## DATA SECTION:

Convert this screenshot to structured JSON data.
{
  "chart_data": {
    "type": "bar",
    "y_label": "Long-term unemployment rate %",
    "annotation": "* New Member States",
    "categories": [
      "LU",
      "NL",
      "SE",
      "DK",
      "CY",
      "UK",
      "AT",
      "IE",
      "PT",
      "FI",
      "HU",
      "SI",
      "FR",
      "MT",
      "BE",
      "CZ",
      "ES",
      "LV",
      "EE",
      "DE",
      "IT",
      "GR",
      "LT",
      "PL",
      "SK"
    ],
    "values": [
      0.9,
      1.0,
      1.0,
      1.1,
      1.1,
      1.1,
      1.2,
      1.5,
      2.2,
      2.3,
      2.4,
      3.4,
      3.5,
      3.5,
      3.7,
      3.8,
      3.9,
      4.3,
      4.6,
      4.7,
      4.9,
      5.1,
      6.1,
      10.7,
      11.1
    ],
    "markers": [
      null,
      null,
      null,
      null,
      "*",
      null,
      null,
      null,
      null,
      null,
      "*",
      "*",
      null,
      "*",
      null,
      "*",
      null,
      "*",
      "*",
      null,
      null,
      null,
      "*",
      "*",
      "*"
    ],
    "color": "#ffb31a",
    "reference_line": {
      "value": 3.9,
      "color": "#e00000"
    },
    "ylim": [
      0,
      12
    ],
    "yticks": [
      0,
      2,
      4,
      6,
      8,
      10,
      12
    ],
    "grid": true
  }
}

...

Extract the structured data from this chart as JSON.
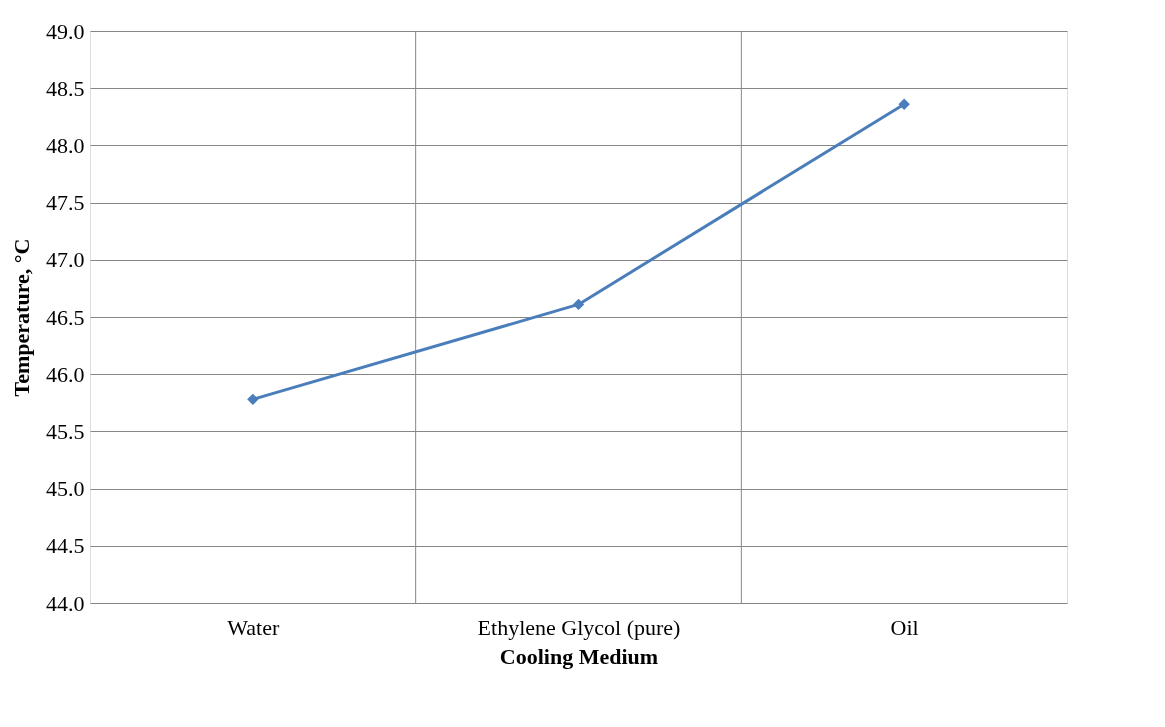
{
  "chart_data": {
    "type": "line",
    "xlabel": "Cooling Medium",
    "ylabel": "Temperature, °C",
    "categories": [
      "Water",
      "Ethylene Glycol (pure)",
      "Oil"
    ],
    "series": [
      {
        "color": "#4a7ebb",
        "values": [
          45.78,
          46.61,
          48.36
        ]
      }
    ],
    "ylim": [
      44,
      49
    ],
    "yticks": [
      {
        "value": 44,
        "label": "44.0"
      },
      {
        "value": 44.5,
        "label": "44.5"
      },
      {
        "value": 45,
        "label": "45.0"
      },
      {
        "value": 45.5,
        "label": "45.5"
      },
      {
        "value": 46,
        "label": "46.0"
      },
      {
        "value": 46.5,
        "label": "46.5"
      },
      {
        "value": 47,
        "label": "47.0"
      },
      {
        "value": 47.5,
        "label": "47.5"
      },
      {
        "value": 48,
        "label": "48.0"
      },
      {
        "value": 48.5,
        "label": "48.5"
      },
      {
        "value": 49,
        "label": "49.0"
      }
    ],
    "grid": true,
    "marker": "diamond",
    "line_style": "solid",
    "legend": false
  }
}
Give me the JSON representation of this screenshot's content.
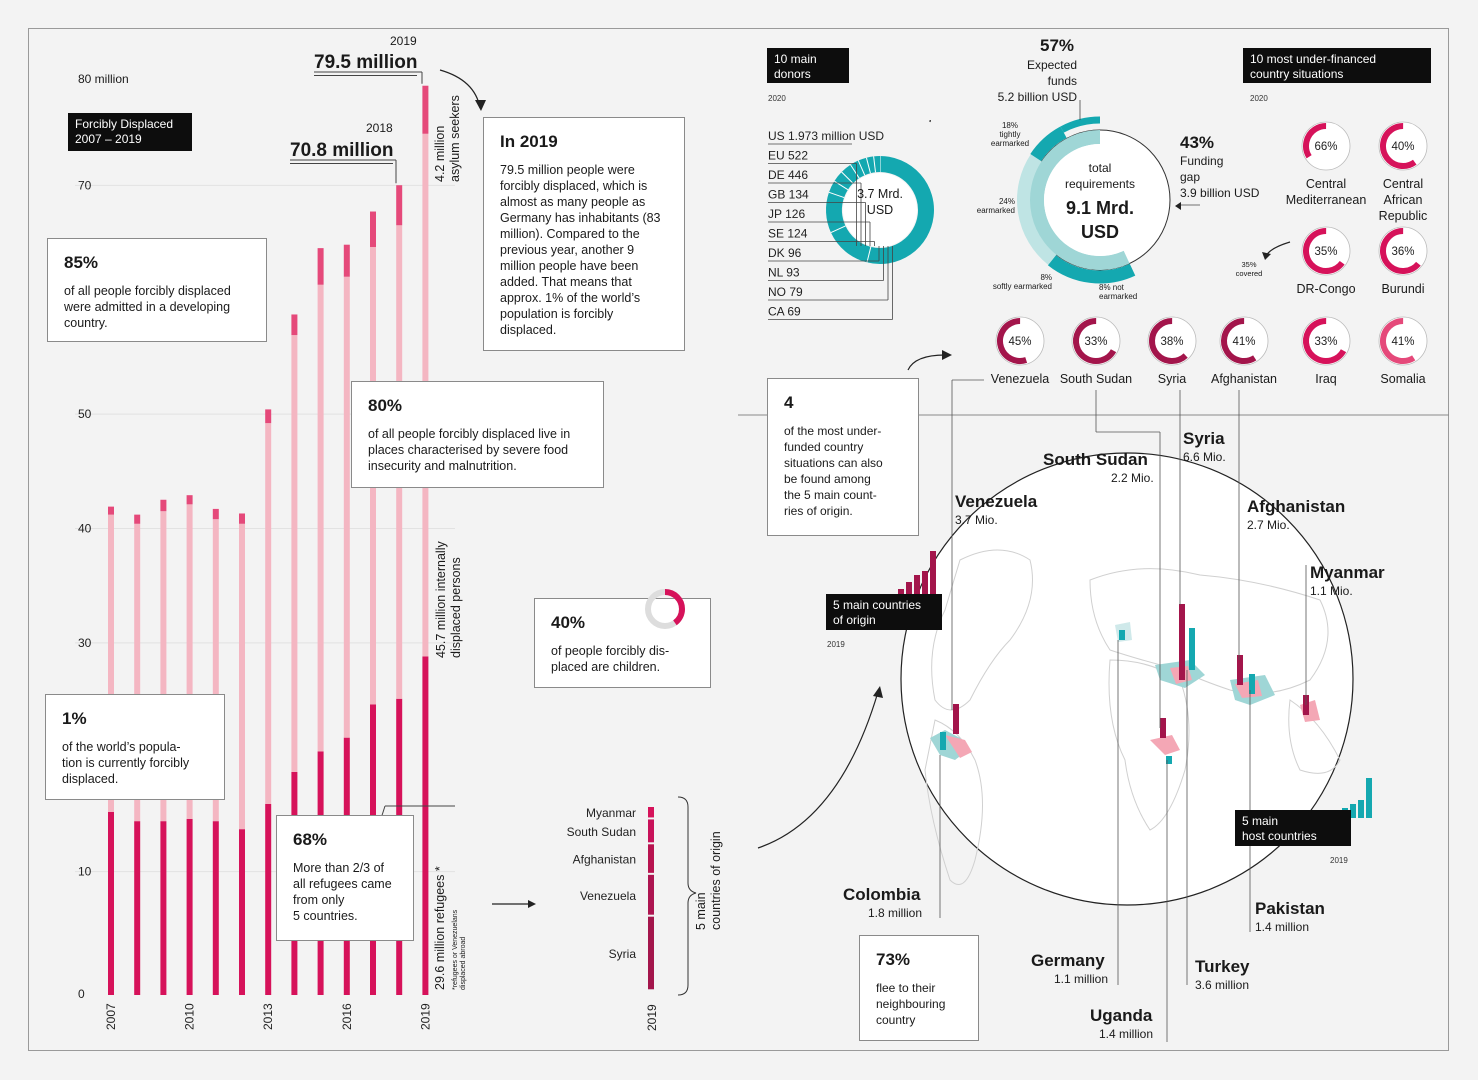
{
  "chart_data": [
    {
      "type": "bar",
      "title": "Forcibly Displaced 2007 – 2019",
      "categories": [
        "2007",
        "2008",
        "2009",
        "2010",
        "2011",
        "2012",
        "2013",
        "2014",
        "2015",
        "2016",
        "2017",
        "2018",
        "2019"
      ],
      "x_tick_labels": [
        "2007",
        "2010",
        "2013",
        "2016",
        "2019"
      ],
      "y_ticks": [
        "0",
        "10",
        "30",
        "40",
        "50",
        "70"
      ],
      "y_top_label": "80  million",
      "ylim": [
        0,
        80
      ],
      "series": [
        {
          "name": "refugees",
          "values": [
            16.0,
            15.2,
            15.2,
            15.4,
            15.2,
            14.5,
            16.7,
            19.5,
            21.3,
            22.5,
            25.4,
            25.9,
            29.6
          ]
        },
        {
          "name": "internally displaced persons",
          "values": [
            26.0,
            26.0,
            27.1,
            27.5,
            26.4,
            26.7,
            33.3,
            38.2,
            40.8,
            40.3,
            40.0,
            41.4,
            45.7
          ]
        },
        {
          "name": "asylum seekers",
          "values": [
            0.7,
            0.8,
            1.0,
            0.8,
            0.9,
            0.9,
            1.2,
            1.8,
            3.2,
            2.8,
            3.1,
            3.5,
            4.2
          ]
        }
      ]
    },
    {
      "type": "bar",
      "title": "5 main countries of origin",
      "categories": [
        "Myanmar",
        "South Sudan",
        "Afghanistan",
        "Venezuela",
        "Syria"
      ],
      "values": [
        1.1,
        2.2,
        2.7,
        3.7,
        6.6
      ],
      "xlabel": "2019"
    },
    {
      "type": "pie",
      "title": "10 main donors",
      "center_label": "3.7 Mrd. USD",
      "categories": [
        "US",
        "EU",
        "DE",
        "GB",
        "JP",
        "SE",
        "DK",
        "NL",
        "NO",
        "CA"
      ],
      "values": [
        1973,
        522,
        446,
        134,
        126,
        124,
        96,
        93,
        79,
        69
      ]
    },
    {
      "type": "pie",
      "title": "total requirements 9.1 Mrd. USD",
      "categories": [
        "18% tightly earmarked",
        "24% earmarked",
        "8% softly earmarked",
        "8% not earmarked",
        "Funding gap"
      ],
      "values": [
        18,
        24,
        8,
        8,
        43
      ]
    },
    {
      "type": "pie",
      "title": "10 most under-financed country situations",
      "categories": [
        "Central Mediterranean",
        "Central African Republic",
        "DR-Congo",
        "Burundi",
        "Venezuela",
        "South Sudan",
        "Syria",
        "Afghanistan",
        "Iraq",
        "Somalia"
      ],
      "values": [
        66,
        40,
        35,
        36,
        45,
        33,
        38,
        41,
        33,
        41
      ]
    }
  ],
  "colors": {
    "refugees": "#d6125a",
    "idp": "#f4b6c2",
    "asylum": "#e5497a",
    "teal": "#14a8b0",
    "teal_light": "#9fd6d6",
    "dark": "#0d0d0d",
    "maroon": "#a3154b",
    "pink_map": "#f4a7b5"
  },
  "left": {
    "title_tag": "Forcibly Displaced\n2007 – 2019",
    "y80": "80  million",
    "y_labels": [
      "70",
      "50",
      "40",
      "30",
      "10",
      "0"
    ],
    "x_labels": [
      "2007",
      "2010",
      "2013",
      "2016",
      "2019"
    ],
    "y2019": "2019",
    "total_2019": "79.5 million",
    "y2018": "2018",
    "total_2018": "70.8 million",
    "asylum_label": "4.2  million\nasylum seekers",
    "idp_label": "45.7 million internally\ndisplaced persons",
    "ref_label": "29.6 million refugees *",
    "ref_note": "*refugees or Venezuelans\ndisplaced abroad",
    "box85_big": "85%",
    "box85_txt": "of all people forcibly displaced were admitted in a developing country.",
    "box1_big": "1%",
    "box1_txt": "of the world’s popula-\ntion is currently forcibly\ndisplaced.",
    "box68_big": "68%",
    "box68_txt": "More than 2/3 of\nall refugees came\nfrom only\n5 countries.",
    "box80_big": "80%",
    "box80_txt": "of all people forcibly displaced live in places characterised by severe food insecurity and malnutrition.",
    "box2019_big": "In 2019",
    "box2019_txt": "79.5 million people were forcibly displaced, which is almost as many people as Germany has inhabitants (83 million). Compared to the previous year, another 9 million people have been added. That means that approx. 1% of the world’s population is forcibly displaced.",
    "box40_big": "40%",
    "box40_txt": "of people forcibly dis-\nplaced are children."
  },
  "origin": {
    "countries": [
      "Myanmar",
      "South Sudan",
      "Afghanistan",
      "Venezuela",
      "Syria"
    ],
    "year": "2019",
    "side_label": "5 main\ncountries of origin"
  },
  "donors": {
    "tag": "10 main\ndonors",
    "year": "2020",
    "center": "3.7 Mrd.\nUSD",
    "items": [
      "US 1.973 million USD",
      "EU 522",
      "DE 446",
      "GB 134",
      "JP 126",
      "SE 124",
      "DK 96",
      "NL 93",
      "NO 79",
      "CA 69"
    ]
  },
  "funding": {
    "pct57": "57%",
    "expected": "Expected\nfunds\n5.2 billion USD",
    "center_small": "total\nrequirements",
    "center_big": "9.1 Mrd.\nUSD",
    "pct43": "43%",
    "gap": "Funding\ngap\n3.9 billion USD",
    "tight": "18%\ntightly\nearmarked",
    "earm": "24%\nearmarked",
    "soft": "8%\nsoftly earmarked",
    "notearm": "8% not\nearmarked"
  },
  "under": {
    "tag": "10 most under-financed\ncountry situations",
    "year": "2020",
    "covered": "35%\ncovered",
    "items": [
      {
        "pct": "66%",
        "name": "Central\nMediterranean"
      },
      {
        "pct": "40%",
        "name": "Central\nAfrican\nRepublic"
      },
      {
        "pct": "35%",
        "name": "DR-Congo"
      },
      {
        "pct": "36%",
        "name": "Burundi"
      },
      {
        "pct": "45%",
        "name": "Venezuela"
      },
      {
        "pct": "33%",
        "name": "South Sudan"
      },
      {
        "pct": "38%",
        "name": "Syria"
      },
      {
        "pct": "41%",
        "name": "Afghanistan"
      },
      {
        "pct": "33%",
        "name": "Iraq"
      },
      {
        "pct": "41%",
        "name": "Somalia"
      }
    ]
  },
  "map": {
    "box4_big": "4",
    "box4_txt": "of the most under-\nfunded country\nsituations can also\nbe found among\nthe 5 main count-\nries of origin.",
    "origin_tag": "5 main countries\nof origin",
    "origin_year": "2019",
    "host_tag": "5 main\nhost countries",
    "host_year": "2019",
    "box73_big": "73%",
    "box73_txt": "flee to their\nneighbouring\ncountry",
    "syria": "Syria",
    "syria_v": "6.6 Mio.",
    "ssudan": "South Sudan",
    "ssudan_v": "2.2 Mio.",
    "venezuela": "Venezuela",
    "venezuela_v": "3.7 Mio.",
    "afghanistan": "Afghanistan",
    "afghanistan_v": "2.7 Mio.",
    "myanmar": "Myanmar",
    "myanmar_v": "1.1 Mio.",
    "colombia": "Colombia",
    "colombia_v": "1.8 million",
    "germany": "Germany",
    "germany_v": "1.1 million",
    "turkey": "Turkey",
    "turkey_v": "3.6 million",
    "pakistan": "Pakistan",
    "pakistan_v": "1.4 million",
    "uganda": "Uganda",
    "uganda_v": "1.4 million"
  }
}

* * *

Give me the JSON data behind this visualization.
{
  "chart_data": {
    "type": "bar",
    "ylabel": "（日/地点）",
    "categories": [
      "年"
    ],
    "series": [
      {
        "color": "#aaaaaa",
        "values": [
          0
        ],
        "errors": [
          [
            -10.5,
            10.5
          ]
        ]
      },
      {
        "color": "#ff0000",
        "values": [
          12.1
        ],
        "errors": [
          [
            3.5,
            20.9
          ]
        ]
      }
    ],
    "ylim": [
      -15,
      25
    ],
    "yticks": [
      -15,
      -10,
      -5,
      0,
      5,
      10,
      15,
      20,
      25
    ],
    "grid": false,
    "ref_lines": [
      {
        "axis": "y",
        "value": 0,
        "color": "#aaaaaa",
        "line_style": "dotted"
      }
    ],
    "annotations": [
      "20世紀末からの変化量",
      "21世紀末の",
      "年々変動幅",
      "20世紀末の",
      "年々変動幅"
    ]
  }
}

## SET PROBLEM:
Scan the listing above for the word "billion" and copy every line that holds it.

## THE ANSWER:
    "expected": "Expected\nfunds\n5.2 billion USD",
    "gap": "Funding\ngap\n3.9 billion USD",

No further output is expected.